- [SUPPLIED TEXT]
#####
July 2019: In a paper published in ** Physical Review Letters **this month, Dr. Lee Ching Hua from IHPC at A*STAR and Dr. Li Linhu, as well as Prof. Gong, reported the discovery of a novel hybrid higher-order skin-topological modes in nonreciprocal topological systems. This represents another exciting progress in ongoing extensive investigations of non-Hermitian topological matter. In particular, while conventional higher-order phases are characterized by corner or hinge modes that arise due to the interesting interplay of topological localization mechanisms along two or more dimensions, this work introduced and constructed a novel class of hybrid higher-order skin-topological boundary modes in nonreciprocal systems due to nonreciprocal pumping in one direction in addition to topological localization in a second direction. It is unknown yet how to experimentally realize this new mechanism in a realistic setup.

June 2019: In two publications published in ** Physical Review Letters **in June 2019 and in ** Nature Photonics **in December 2018, one quantum optics group led by Prof. Shangqing Gong in collaboration with Prof. Gong at NUS reported novel theoretical proposals as well as their experimental realizations of nonreciprocal optical propagation based on the Doppler effect associated with hot atoms as well as the Electromagnetically-Induced-transparency (EIT) effect. Of particular interest is a realization of nonreciprocal optical amplification, with forward power amplification of 26 dB and backward isolation of 30 dB, the best performance reported so far. Nature Photonics also published a News & Views article to highlight this exciting progress (see Nature Photonics, Vol. 12, 720-723, 2018).
#####
- [EXERCISES TO COMPLETE]
[1] Summarize the research updates in two sentences.
[2] Decide whether each statement agrees with the research updates, answering yes or no and quoting the words that settle it: (a) An experimental setup for the hybrid skin-topological mechanism has already been built. (b) The nonreciprocal optical amplification reached a backward isolation of 30 dB. (c) The News & Views article on the optical work appeared in Physical Review Letters.
[3] Reproduce the part of the research updates that opens with the words containing "June 2019: In" and closes with "12, 720-723, 2018).".
#####
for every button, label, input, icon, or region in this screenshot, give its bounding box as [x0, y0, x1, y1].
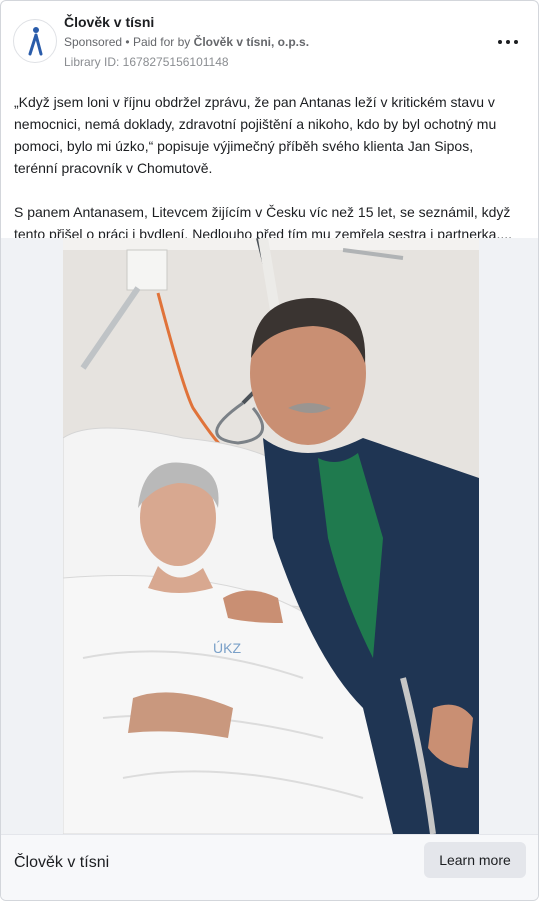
advertiser-name[interactable]: Člověk v tísni [64, 14, 154, 30]
clovek-v-tisni-logo-icon [28, 27, 43, 56]
paid-for-by: Člověk v tísni, o.p.s. [193, 35, 310, 49]
body-paragraph: „Když jsem loni v říjnu obdržel zprávu, … [14, 94, 497, 176]
advertiser-avatar[interactable] [13, 19, 57, 63]
separator-dot: • [125, 35, 133, 49]
ad-image-area[interactable]: ÚKZ [1, 238, 538, 834]
ad-card: Člověk v tísni Sponsored • Paid for by Č… [0, 0, 539, 901]
sponsored-line: Sponsored • Paid for by Člověk v tísni, … [64, 35, 309, 49]
ad-footer: Člověk v tísni Learn more [1, 834, 538, 900]
more-options-button[interactable] [496, 31, 520, 51]
hospital-photo: ÚKZ [63, 238, 479, 834]
library-id: Library ID: 1678275156101148 [64, 55, 229, 69]
sponsored-label: Sponsored [64, 35, 123, 49]
ad-header: Člověk v tísni Sponsored • Paid for by Č… [1, 1, 538, 76]
more-options-icon [498, 40, 502, 44]
blanket-print: ÚKZ [213, 640, 241, 656]
footer-title[interactable]: Člověk v tísni [14, 854, 109, 872]
learn-more-button[interactable]: Learn more [424, 842, 526, 878]
paid-for-prefix: Paid for by [132, 35, 191, 49]
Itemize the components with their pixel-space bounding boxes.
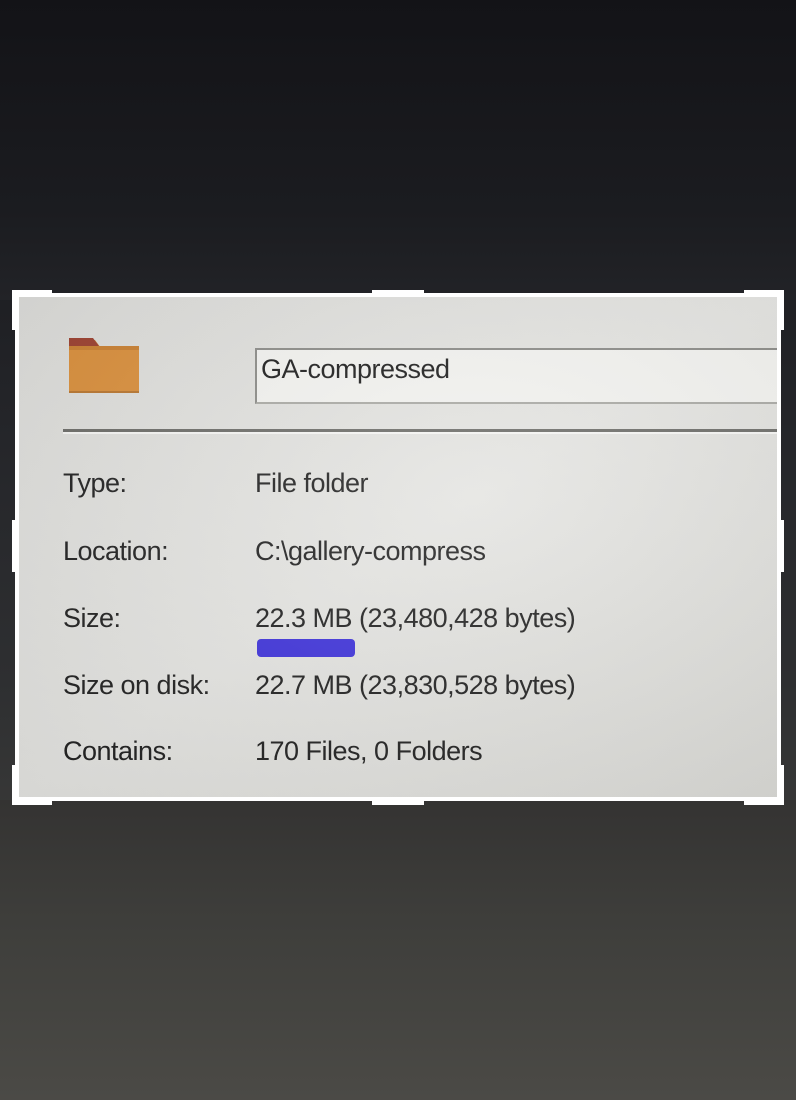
type-label: Type: (63, 468, 127, 498)
type-row: Type: File folder (19, 468, 777, 508)
crop-corner-bottom-left[interactable] (12, 765, 52, 805)
size-on-disk-label: Size on disk: (63, 670, 210, 700)
size-on-disk-value: 22.7 MB (23,830,528 bytes) (255, 670, 576, 700)
contains-value: 170 Files, 0 Folders (255, 736, 483, 766)
size-on-disk-row: Size on disk: 22.7 MB (23,830,528 bytes) (19, 670, 777, 710)
crop-handle-top[interactable] (372, 290, 424, 297)
properties-photo: GA-compressed Type: File folder Location… (19, 296, 777, 798)
background-bottom (0, 800, 796, 1100)
crop-handle-right[interactable] (777, 520, 784, 572)
background-top (0, 0, 796, 300)
crop-handle-left[interactable] (12, 520, 19, 572)
crop-corner-top-right[interactable] (744, 290, 784, 330)
contains-row: Contains: 170 Files, 0 Folders (19, 736, 777, 776)
location-value[interactable]: C:\gallery-compress (255, 536, 486, 567)
type-value: File folder (255, 468, 369, 498)
highlight-underline (257, 639, 355, 657)
separator (63, 429, 777, 432)
crop-handle-bottom[interactable] (372, 798, 424, 805)
size-row: Size: 22.3 MB (23,480,428 bytes) (19, 603, 777, 643)
size-value: 22.3 MB (23,480,428 bytes) (255, 603, 576, 633)
location-row: Location: C:\gallery-compress (19, 536, 777, 576)
size-label: Size: (63, 603, 121, 633)
crop-corner-bottom-right[interactable] (744, 765, 784, 805)
crop-corner-top-left[interactable] (12, 290, 52, 330)
location-label: Location: (63, 536, 169, 566)
contains-label: Contains: (63, 736, 173, 766)
folder-name-field[interactable]: GA-compressed (255, 348, 777, 404)
folder-icon (69, 338, 139, 393)
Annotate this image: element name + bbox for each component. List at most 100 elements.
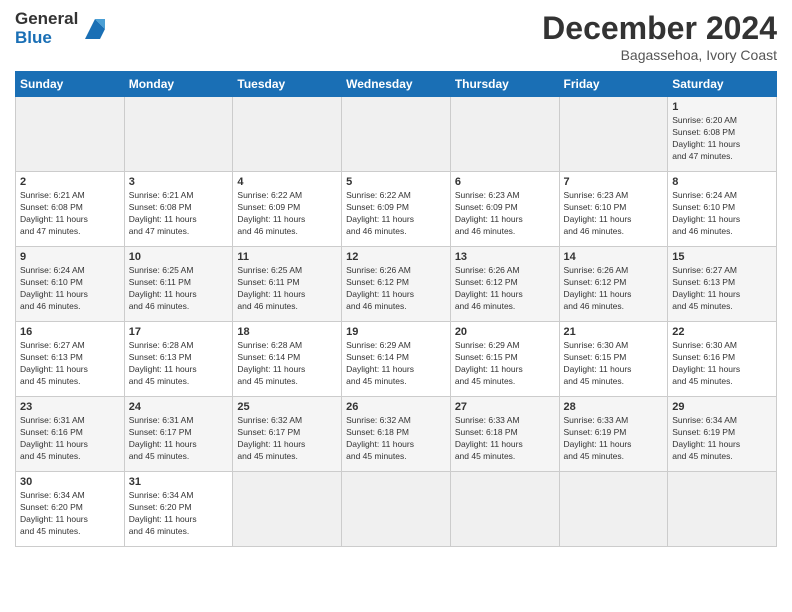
#####
- [RESPONSE LIST]
[1] In July 2019, a Physical Review Letters paper by Dr. Lee Ching Hua, Dr. Li Linhu and Prof. Gong reported a novel class of hybrid higher-order skin-topological boundary modes in nonreciprocal systems, arising from nonreciprocal pumping in one direction and topological localization in a second, though it is still unknown how to realize this mechanism experimentally. A quantum optics group led by Prof. Shangqing Gong, working with Prof. Gong at NUS, reported theoretical proposals and experimental realizations of nonreciprocal optical propagation based on the Doppler effect of hot atoms and the EIT effect, including nonreciprocal optical amplification with 26 dB forward power amplification and 30 dB backward isolation, the best performance reported so far.

[2]
(a) No: "It is unknown yet how to experimentally realize this new mechanism in a realistic setup."
(b) Yes: "backward isolation of 30 dB"
(c) No: "Nature Photonics also published a News & Views article to highlight this exciting progress"

[3]
June 2019: In two publications published in ** Physical Review Letters **in June 2019 and in ** Nature Photonics **in December 2018, one quantum optics group led by Prof. Shangqing Gong in collaboration with Prof. Gong at NUS reported novel theoretical proposals as well as their experimental realizations of nonreciprocal optical propagation based on the Doppler effect associated with hot atoms as well as the Electromagnetically-Induced-transparency (EIT) effect. Of particular interest is a realization of nonreciprocal optical amplification, with forward power amplification of 26 dB and backward isolation of 30 dB, the best performance reported so far. Nature Photonics also published a News & Views article to highlight this exciting progress (see Nature Photonics, Vol. 12, 720-723, 2018).